[Data records]
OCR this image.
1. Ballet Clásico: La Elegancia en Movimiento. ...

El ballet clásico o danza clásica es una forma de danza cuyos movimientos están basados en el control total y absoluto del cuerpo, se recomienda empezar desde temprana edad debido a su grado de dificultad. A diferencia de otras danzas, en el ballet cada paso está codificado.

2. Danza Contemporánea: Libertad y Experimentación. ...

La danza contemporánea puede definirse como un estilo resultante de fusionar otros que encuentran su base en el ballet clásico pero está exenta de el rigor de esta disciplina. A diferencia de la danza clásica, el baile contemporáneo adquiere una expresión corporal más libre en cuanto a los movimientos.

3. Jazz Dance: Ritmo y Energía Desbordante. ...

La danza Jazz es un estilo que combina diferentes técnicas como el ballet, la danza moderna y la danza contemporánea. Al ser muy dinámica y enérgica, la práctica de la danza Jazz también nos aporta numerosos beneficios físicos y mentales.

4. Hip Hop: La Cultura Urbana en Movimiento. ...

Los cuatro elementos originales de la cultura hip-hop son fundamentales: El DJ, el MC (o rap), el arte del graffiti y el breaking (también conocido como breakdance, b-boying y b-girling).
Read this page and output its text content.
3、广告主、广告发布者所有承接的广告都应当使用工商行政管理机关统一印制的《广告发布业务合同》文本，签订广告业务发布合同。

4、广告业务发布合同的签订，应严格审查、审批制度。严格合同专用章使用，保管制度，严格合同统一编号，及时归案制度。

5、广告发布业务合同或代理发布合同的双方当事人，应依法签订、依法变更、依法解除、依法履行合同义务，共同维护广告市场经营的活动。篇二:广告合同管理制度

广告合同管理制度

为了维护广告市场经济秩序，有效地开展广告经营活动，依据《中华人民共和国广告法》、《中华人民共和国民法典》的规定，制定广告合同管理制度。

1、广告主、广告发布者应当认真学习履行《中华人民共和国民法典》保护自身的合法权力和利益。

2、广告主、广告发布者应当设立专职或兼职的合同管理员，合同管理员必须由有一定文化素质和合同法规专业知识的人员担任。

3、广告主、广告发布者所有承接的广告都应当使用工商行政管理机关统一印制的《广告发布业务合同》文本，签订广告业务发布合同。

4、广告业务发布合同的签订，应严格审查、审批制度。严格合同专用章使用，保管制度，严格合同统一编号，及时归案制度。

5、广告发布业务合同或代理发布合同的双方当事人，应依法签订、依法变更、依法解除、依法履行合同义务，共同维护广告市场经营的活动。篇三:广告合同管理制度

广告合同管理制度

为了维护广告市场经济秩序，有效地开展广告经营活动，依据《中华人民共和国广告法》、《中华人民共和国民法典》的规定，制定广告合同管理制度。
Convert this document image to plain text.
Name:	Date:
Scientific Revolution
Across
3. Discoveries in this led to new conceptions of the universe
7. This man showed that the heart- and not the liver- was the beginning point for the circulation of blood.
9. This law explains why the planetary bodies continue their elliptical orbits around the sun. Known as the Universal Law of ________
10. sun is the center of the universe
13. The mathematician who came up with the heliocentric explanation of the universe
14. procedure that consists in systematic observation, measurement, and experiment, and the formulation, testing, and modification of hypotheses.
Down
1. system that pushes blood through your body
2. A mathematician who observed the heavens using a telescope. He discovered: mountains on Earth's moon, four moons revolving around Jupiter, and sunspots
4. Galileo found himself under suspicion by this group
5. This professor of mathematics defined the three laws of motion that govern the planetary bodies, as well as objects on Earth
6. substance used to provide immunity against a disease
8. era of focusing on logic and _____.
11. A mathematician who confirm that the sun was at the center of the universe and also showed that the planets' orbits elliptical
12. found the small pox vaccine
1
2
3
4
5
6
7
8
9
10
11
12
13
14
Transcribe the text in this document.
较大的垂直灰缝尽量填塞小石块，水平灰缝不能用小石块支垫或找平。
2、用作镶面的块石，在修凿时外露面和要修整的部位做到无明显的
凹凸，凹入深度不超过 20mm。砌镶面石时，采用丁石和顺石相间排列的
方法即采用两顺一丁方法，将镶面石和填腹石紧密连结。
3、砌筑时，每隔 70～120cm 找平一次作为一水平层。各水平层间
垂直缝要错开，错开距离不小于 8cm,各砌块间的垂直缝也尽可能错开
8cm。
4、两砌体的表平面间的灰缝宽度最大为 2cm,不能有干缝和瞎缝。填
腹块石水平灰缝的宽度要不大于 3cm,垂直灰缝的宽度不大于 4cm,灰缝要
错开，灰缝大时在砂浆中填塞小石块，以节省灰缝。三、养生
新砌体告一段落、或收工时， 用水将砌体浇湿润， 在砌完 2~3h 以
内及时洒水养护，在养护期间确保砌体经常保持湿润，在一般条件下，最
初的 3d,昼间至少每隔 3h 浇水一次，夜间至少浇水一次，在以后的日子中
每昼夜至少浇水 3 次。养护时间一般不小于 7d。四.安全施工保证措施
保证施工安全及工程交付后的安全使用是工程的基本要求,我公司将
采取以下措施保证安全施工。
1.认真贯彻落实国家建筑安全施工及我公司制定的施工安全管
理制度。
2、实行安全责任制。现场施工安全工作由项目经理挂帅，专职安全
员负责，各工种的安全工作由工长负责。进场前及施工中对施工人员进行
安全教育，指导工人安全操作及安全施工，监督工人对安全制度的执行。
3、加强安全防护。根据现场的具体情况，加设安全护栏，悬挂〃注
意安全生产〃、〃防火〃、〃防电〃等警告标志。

→ **EXERCISE PROMPT**
From the records above, extract every line exactly as it stands.

→ **THE RESPONSE**
OCR this image.
1. Ballet Clásico: La Elegancia en Movimiento. ...

El ballet clásico o danza clásica es una forma de danza cuyos movimientos están basados en el control total y absoluto del cuerpo, se recomienda empezar desde temprana edad debido a su grado de dificultad. A diferencia de otras danzas, en el ballet cada paso está codificado.

2. Danza Contemporánea: Libertad y Experimentación. ...

La danza contemporánea puede definirse como un estilo resultante de fusionar otros que encuentran su base en el ballet clásico pero está exenta de el rigor de esta disciplina. A diferencia de la danza clásica, el baile contemporáneo adquiere una expresión corporal más libre en cuanto a los movimientos.

3. Jazz Dance: Ritmo y Energía Desbordante. ...

La danza Jazz es un estilo que combina diferentes técnicas como el ballet, la danza moderna y la danza contemporánea. Al ser muy dinámica y enérgica, la práctica de la danza Jazz también nos aporta numerosos beneficios físicos y mentales.

4. Hip Hop: La Cultura Urbana en Movimiento. ...

Los cuatro elementos originales de la cultura hip-hop son fundamentales: El DJ, el MC (o rap), el arte del graffiti y el breaking (también conocido como breakdance, b-boying y b-girling).
Read this page and output its text content.
3、广告主、广告发布者所有承接的广告都应当使用工商行政管理机关统一印制的《广告发布业务合同》文本，签订广告业务发布合同。

4、广告业务发布合同的签订，应严格审查、审批制度。严格合同专用章使用，保管制度，严格合同统一编号，及时归案制度。

5、广告发布业务合同或代理发布合同的双方当事人，应依法签订、依法变更、依法解除、依法履行合同义务，共同维护广告市场经营的活动。篇二:广告合同管理制度

广告合同管理制度

为了维护广告市场经济秩序，有效地开展广告经营活动，依据《中华人民共和国广告法》、《中华人民共和国民法典》的规定，制定广告合同管理制度。

1、广告主、广告发布者应当认真学习履行《中华人民共和国民法典》保护自身的合法权力和利益。

2、广告主、广告发布者应当设立专职或兼职的合同管理员，合同管理员必须由有一定文化素质和合同法规专业知识的人员担任。

3、广告主、广告发布者所有承接的广告都应当使用工商行政管理机关统一印制的《广告发布业务合同》文本，签订广告业务发布合同。

4、广告业务发布合同的签订，应严格审查、审批制度。严格合同专用章使用，保管制度，严格合同统一编号，及时归案制度。

5、广告发布业务合同或代理发布合同的双方当事人，应依法签订、依法变更、依法解除、依法履行合同义务，共同维护广告市场经营的活动。篇三:广告合同管理制度

广告合同管理制度

为了维护广告市场经济秩序，有效地开展广告经营活动，依据《中华人民共和国广告法》、《中华人民共和国民法典》的规定，制定广告合同管理制度。
Convert this document image to plain text.
Name:	Date:
Scientific Revolution
Across
3. Discoveries in this led to new conceptions of the universe
7. This man showed that the heart- and not the liver- was the beginning point for the circulation of blood.
9. This law explains why the planetary bodies continue their elliptical orbits around the sun. Known as the Universal Law of ________
10. sun is the center of the universe
13. The mathematician who came up with the heliocentric explanation of the universe
14. procedure that consists in systematic observation, measurement, and experiment, and the formulation, testing, and modification of hypotheses.
Down
1. system that pushes blood through your body
2. A mathematician who observed the heavens using a telescope. He discovered: mountains on Earth's moon, four moons revolving around Jupiter, and sunspots
4. Galileo found himself under suspicion by this group
5. This professor of mathematics defined the three laws of motion that govern the planetary bodies, as well as objects on Earth
6. substance used to provide immunity against a disease
8. era of focusing on logic and _____.
11. A mathematician who confirm that the sun was at the center of the universe and also showed that the planets' orbits elliptical
12. found the small pox vaccine
1
2
3
4
5
6
7
8
9
10
11
12
13
14
Transcribe the text in this document.
较大的垂直灰缝尽量填塞小石块，水平灰缝不能用小石块支垫或找平。
2、用作镶面的块石，在修凿时外露面和要修整的部位做到无明显的
凹凸，凹入深度不超过 20mm。砌镶面石时，采用丁石和顺石相间排列的
方法即采用两顺一丁方法，将镶面石和填腹石紧密连结。
3、砌筑时，每隔 70～120cm 找平一次作为一水平层。各水平层间
垂直缝要错开，错开距离不小于 8cm,各砌块间的垂直缝也尽可能错开
8cm。
4、两砌体的表平面间的灰缝宽度最大为 2cm,不能有干缝和瞎缝。填
腹块石水平灰缝的宽度要不大于 3cm,垂直灰缝的宽度不大于 4cm,灰缝要
错开，灰缝大时在砂浆中填塞小石块，以节省灰缝。三、养生
新砌体告一段落、或收工时， 用水将砌体浇湿润， 在砌完 2~3h 以
内及时洒水养护，在养护期间确保砌体经常保持湿润，在一般条件下，最
初的 3d,昼间至少每隔 3h 浇水一次，夜间至少浇水一次，在以后的日子中
每昼夜至少浇水 3 次。养护时间一般不小于 7d。四.安全施工保证措施
保证施工安全及工程交付后的安全使用是工程的基本要求,我公司将
采取以下措施保证安全施工。
1.认真贯彻落实国家建筑安全施工及我公司制定的施工安全管
理制度。
2、实行安全责任制。现场施工安全工作由项目经理挂帅，专职安全
员负责，各工种的安全工作由工长负责。进场前及施工中对施工人员进行
安全教育，指导工人安全操作及安全施工，监督工人对安全制度的执行。
3、加强安全防护。根据现场的具体情况，加设安全护栏，悬挂〃注
意安全生产〃、〃防火〃、〃防电〃等警告标志。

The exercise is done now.